--- Begin ---

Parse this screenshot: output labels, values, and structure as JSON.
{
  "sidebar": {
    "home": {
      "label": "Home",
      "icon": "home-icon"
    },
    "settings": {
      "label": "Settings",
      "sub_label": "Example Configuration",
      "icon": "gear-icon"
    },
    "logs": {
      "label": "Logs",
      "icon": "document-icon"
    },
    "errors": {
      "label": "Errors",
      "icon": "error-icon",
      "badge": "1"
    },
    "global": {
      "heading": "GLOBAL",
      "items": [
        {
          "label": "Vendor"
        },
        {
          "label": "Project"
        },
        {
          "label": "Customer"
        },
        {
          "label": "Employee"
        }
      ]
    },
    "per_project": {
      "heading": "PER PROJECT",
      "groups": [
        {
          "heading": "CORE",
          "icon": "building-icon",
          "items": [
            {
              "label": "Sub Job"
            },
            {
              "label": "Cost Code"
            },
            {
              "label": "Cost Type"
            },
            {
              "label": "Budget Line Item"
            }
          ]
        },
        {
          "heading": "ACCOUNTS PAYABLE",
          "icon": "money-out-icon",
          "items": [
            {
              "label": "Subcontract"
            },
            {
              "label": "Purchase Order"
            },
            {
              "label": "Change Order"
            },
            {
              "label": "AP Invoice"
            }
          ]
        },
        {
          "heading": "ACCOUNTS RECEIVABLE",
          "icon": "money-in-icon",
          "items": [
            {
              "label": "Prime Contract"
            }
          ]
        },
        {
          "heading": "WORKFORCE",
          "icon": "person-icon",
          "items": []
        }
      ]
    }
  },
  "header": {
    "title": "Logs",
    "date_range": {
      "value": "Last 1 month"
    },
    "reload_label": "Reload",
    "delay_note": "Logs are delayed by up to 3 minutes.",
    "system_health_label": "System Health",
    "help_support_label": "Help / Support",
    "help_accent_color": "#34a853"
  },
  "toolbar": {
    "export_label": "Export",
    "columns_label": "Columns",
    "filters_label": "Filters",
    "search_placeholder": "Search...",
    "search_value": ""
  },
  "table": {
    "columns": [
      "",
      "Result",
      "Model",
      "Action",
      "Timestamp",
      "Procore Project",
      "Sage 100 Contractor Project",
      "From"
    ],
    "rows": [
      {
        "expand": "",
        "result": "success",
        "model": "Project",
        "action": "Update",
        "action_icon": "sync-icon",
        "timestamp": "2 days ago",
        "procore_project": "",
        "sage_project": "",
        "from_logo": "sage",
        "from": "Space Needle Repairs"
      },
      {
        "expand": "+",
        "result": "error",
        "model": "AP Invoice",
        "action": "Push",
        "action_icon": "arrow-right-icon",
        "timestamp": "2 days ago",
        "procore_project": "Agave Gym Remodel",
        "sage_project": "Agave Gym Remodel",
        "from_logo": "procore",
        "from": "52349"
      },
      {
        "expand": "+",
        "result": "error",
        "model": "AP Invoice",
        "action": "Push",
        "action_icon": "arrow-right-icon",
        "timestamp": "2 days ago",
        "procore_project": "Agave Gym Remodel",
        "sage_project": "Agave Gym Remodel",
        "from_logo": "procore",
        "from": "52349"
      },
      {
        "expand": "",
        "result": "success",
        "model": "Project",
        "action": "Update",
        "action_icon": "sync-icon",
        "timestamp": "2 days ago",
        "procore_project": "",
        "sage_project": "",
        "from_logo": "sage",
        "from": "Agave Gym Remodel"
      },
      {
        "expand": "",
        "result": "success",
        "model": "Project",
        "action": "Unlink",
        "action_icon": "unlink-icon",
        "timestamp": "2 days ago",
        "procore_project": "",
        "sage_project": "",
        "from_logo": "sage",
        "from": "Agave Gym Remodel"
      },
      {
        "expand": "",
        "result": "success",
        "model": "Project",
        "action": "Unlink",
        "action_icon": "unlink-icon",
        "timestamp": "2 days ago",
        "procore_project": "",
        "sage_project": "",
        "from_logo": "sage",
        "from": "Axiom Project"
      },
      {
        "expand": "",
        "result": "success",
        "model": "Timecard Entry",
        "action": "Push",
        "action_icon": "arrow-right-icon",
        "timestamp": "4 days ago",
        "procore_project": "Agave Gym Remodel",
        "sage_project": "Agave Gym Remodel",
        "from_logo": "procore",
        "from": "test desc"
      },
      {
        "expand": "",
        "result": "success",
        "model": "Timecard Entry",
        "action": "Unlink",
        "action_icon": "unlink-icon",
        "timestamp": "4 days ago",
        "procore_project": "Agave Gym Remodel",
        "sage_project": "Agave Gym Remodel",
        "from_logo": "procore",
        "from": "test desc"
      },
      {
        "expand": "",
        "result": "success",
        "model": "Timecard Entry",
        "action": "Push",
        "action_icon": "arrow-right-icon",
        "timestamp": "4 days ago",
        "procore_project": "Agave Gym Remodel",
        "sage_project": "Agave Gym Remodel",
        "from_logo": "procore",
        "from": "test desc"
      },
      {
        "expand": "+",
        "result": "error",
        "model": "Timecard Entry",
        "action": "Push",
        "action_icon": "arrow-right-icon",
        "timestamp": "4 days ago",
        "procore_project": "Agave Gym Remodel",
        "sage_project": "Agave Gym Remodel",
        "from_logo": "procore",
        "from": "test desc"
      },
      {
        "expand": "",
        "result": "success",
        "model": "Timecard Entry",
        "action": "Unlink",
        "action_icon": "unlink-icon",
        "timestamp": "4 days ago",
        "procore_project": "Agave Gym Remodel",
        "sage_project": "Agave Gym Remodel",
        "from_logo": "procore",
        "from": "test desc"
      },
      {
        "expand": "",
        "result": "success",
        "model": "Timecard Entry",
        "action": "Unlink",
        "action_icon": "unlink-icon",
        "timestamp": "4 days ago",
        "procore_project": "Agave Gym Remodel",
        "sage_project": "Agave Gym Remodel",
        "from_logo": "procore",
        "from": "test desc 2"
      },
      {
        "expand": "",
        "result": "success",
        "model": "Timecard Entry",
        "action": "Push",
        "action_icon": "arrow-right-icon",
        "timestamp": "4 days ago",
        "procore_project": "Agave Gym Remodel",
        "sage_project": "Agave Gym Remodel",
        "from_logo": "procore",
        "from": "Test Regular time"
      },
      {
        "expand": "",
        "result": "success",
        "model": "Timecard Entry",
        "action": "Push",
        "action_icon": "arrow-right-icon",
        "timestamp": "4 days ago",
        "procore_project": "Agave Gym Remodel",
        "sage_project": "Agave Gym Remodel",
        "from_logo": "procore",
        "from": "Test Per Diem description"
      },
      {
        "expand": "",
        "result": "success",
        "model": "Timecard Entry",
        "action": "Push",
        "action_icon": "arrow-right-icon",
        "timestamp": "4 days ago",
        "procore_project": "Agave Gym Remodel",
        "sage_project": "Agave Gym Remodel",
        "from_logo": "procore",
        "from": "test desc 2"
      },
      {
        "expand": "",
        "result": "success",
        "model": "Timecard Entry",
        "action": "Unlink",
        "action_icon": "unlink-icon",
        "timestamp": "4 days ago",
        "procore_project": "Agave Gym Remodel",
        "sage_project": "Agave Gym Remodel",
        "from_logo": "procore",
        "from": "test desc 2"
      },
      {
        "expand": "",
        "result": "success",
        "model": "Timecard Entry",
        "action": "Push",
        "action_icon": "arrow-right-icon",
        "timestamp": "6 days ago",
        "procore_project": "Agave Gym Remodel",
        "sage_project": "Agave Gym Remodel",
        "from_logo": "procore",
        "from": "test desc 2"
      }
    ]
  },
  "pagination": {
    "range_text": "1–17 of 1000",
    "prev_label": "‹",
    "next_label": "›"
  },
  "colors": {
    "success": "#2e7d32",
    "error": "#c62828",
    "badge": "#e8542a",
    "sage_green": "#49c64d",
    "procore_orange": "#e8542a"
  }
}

--- End ---

- Problem to solve: Exact copies of all the records are required.

- Answer to this task:
Parse this screenshot: output labels, values, and structure as JSON.
{
  "sidebar": {
    "home": {
      "label": "Home",
      "icon": "home-icon"
    },
    "settings": {
      "label": "Settings",
      "sub_label": "Example Configuration",
      "icon": "gear-icon"
    },
    "logs": {
      "label": "Logs",
      "icon": "document-icon"
    },
    "errors": {
      "label": "Errors",
      "icon": "error-icon",
      "badge": "1"
    },
    "global": {
      "heading": "GLOBAL",
      "items": [
        {
          "label": "Vendor"
        },
        {
          "label": "Project"
        },
        {
          "label": "Customer"
        },
        {
          "label": "Employee"
        }
      ]
    },
    "per_project": {
      "heading": "PER PROJECT",
      "groups": [
        {
          "heading": "CORE",
          "icon": "building-icon",
          "items": [
            {
              "label": "Sub Job"
            },
            {
              "label": "Cost Code"
            },
            {
              "label": "Cost Type"
            },
            {
              "label": "Budget Line Item"
            }
          ]
        },
        {
          "heading": "ACCOUNTS PAYABLE",
          "icon": "money-out-icon",
          "items": [
            {
              "label": "Subcontract"
            },
            {
              "label": "Purchase Order"
            },
            {
              "label": "Change Order"
            },
            {
              "label": "AP Invoice"
            }
          ]
        },
        {
          "heading": "ACCOUNTS RECEIVABLE",
          "icon": "money-in-icon",
          "items": [
            {
              "label": "Prime Contract"
            }
          ]
        },
        {
          "heading": "WORKFORCE",
          "icon": "person-icon",
          "items": []
        }
      ]
    }
  },
  "header": {
    "title": "Logs",
    "date_range": {
      "value": "Last 1 month"
    },
    "reload_label": "Reload",
    "delay_note": "Logs are delayed by up to 3 minutes.",
    "system_health_label": "System Health",
    "help_support_label": "Help / Support",
    "help_accent_color": "#34a853"
  },
  "toolbar": {
    "export_label": "Export",
    "columns_label": "Columns",
    "filters_label": "Filters",
    "search_placeholder": "Search...",
    "search_value": ""
  },
  "table": {
    "columns": [
      "",
      "Result",
      "Model",
      "Action",
      "Timestamp",
      "Procore Project",
      "Sage 100 Contractor Project",
      "From"
    ],
    "rows": [
      {
        "expand": "",
        "result": "success",
        "model": "Project",
        "action": "Update",
        "action_icon": "sync-icon",
        "timestamp": "2 days ago",
        "procore_project": "",
        "sage_project": "",
        "from_logo": "sage",
        "from": "Space Needle Repairs"
      },
      {
        "expand": "+",
        "result": "error",
        "model": "AP Invoice",
        "action": "Push",
        "action_icon": "arrow-right-icon",
        "timestamp": "2 days ago",
        "procore_project": "Agave Gym Remodel",
        "sage_project": "Agave Gym Remodel",
        "from_logo": "procore",
        "from": "52349"
      },
      {
        "expand": "+",
        "result": "error",
        "model": "AP Invoice",
        "action": "Push",
        "action_icon": "arrow-right-icon",
        "timestamp": "2 days ago",
        "procore_project": "Agave Gym Remodel",
        "sage_project": "Agave Gym Remodel",
        "from_logo": "procore",
        "from": "52349"
      },
      {
        "expand": "",
        "result": "success",
        "model": "Project",
        "action": "Update",
        "action_icon": "sync-icon",
        "timestamp": "2 days ago",
        "procore_project": "",
        "sage_project": "",
        "from_logo": "sage",
        "from": "Agave Gym Remodel"
      },
      {
        "expand": "",
        "result": "success",
        "model": "Project",
        "action": "Unlink",
        "action_icon": "unlink-icon",
        "timestamp": "2 days ago",
        "procore_project": "",
        "sage_project": "",
        "from_logo": "sage",
        "from": "Agave Gym Remodel"
      },
      {
        "expand": "",
        "result": "success",
        "model": "Project",
        "action": "Unlink",
        "action_icon": "unlink-icon",
        "timestamp": "2 days ago",
        "procore_project": "",
        "sage_project": "",
        "from_logo": "sage",
        "from": "Axiom Project"
      },
      {
        "expand": "",
        "result": "success",
        "model": "Timecard Entry",
        "action": "Push",
        "action_icon": "arrow-right-icon",
        "timestamp": "4 days ago",
        "procore_project": "Agave Gym Remodel",
        "sage_project": "Agave Gym Remodel",
        "from_logo": "procore",
        "from": "test desc"
      },
      {
        "expand": "",
        "result": "success",
        "model": "Timecard Entry",
        "action": "Unlink",
        "action_icon": "unlink-icon",
        "timestamp": "4 days ago",
        "procore_project": "Agave Gym Remodel",
        "sage_project": "Agave Gym Remodel",
        "from_logo": "procore",
        "from": "test desc"
      },
      {
        "expand": "",
        "result": "success",
        "model": "Timecard Entry",
        "action": "Push",
        "action_icon": "arrow-right-icon",
        "timestamp": "4 days ago",
        "procore_project": "Agave Gym Remodel",
        "sage_project": "Agave Gym Remodel",
        "from_logo": "procore",
        "from": "test desc"
      },
      {
        "expand": "+",
        "result": "error",
        "model": "Timecard Entry",
        "action": "Push",
        "action_icon": "arrow-right-icon",
        "timestamp": "4 days ago",
        "procore_project": "Agave Gym Remodel",
        "sage_project": "Agave Gym Remodel",
        "from_logo": "procore",
        "from": "test desc"
      },
      {
        "expand": "",
        "result": "success",
        "model": "Timecard Entry",
        "action": "Unlink",
        "action_icon": "unlink-icon",
        "timestamp": "4 days ago",
        "procore_project": "Agave Gym Remodel",
        "sage_project": "Agave Gym Remodel",
        "from_logo": "procore",
        "from": "test desc"
      },
      {
        "expand": "",
        "result": "success",
        "model": "Timecard Entry",
        "action": "Unlink",
        "action_icon": "unlink-icon",
        "timestamp": "4 days ago",
        "procore_project": "Agave Gym Remodel",
        "sage_project": "Agave Gym Remodel",
        "from_logo": "procore",
        "from": "test desc 2"
      },
      {
        "expand": "",
        "result": "success",
        "model": "Timecard Entry",
        "action": "Push",
        "action_icon": "arrow-right-icon",
        "timestamp": "4 days ago",
        "procore_project": "Agave Gym Remodel",
        "sage_project": "Agave Gym Remodel",
        "from_logo": "procore",
        "from": "Test Regular time"
      },
      {
        "expand": "",
        "result": "success",
        "model": "Timecard Entry",
        "action": "Push",
        "action_icon": "arrow-right-icon",
        "timestamp": "4 days ago",
        "procore_project": "Agave Gym Remodel",
        "sage_project": "Agave Gym Remodel",
        "from_logo": "procore",
        "from": "Test Per Diem description"
      },
      {
        "expand": "",
        "result": "success",
        "model": "Timecard Entry",
        "action": "Push",
        "action_icon": "arrow-right-icon",
        "timestamp": "4 days ago",
        "procore_project": "Agave Gym Remodel",
        "sage_project": "Agave Gym Remodel",
        "from_logo": "procore",
        "from": "test desc 2"
      },
      {
        "expand": "",
        "result": "success",
        "model": "Timecard Entry",
        "action": "Unlink",
        "action_icon": "unlink-icon",
        "timestamp": "4 days ago",
        "procore_project": "Agave Gym Remodel",
        "sage_project": "Agave Gym Remodel",
        "from_logo": "procore",
        "from": "test desc 2"
      },
      {
        "expand": "",
        "result": "success",
        "model": "Timecard Entry",
        "action": "Push",
        "action_icon": "arrow-right-icon",
        "timestamp": "6 days ago",
        "procore_project": "Agave Gym Remodel",
        "sage_project": "Agave Gym Remodel",
        "from_logo": "procore",
        "from": "test desc 2"
      }
    ]
  },
  "pagination": {
    "range_text": "1–17 of 1000",
    "prev_label": "‹",
    "next_label": "›"
  },
  "colors": {
    "success": "#2e7d32",
    "error": "#c62828",
    "badge": "#e8542a",
    "sage_green": "#49c64d",
    "procore_orange": "#e8542a"
  }
}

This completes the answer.